- [EXERCISE AIM]: Locate each row below that contains the string "most" and copy those rows in full.

(Element and region data)
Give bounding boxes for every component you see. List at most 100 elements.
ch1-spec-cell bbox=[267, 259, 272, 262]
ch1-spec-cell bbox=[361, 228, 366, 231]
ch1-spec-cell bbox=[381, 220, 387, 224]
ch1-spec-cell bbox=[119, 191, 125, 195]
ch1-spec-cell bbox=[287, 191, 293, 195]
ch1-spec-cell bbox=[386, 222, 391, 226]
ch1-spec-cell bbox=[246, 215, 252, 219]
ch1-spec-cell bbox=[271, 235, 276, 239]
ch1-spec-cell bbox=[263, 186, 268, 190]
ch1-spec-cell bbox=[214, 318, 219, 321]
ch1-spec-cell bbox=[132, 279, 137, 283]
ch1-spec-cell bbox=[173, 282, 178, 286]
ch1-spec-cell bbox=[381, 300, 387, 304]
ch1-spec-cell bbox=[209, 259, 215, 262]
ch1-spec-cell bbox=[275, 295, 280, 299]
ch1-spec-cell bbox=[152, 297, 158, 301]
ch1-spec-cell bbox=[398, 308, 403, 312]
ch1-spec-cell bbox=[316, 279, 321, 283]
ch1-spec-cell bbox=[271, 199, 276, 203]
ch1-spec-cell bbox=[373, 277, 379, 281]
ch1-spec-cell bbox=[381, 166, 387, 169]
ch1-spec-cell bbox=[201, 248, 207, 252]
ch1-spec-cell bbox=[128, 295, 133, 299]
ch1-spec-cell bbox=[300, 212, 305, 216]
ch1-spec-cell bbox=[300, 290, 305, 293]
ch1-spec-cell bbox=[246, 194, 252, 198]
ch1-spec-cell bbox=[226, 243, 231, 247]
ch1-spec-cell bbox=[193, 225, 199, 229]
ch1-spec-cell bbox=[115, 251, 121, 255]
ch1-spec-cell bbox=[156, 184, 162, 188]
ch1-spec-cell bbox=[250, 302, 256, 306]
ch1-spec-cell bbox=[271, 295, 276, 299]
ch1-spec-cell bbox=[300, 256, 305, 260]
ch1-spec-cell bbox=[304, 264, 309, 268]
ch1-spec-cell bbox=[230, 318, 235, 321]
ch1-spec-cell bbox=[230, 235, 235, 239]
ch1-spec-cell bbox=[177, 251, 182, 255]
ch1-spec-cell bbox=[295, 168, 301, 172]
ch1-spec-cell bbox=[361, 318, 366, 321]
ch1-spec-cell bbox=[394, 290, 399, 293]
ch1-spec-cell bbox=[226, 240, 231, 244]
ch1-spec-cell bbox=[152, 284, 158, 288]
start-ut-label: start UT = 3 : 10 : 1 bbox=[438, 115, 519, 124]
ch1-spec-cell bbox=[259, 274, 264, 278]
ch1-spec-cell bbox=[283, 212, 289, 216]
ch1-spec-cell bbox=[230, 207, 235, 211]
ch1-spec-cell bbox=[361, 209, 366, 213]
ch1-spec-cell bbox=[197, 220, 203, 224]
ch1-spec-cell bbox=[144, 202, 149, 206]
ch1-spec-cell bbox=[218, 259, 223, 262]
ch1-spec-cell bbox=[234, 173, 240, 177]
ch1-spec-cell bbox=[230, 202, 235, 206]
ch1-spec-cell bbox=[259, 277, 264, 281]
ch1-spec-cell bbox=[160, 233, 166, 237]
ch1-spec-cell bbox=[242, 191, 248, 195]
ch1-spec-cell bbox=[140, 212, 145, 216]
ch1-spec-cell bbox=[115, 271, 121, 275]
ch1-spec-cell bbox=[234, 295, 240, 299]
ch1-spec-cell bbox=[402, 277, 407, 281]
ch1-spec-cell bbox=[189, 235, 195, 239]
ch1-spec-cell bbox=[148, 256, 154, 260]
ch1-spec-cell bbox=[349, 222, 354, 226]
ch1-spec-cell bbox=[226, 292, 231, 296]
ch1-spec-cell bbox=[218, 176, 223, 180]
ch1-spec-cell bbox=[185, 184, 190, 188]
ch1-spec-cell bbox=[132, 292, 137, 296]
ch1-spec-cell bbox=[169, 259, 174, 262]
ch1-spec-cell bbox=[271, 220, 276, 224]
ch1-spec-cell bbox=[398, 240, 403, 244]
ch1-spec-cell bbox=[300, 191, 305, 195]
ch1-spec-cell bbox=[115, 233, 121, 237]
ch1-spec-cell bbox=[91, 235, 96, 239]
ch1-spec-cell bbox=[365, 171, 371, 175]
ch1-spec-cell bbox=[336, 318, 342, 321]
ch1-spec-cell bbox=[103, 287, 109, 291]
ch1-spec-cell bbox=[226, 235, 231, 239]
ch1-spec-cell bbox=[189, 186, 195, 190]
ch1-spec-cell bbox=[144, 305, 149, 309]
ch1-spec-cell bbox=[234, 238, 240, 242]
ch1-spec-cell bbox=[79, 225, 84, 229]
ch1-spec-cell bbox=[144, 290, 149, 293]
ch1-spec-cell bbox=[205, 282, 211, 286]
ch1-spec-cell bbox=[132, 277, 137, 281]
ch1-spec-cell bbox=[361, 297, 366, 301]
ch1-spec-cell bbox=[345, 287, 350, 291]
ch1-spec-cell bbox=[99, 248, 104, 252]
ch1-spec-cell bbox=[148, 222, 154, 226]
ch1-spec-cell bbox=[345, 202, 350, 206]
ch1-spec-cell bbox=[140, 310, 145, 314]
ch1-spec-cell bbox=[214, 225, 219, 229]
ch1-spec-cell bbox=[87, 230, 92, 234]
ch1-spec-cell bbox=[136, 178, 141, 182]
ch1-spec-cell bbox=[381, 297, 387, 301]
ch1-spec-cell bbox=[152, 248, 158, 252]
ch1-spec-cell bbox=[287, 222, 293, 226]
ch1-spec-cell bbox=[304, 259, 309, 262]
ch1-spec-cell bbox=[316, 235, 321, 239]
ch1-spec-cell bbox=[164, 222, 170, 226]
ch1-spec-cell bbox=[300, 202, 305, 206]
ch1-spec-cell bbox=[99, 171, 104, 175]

- [REPLY TO THE TASK]:
Give bounding boxes for every component you see. List at most 100 elements.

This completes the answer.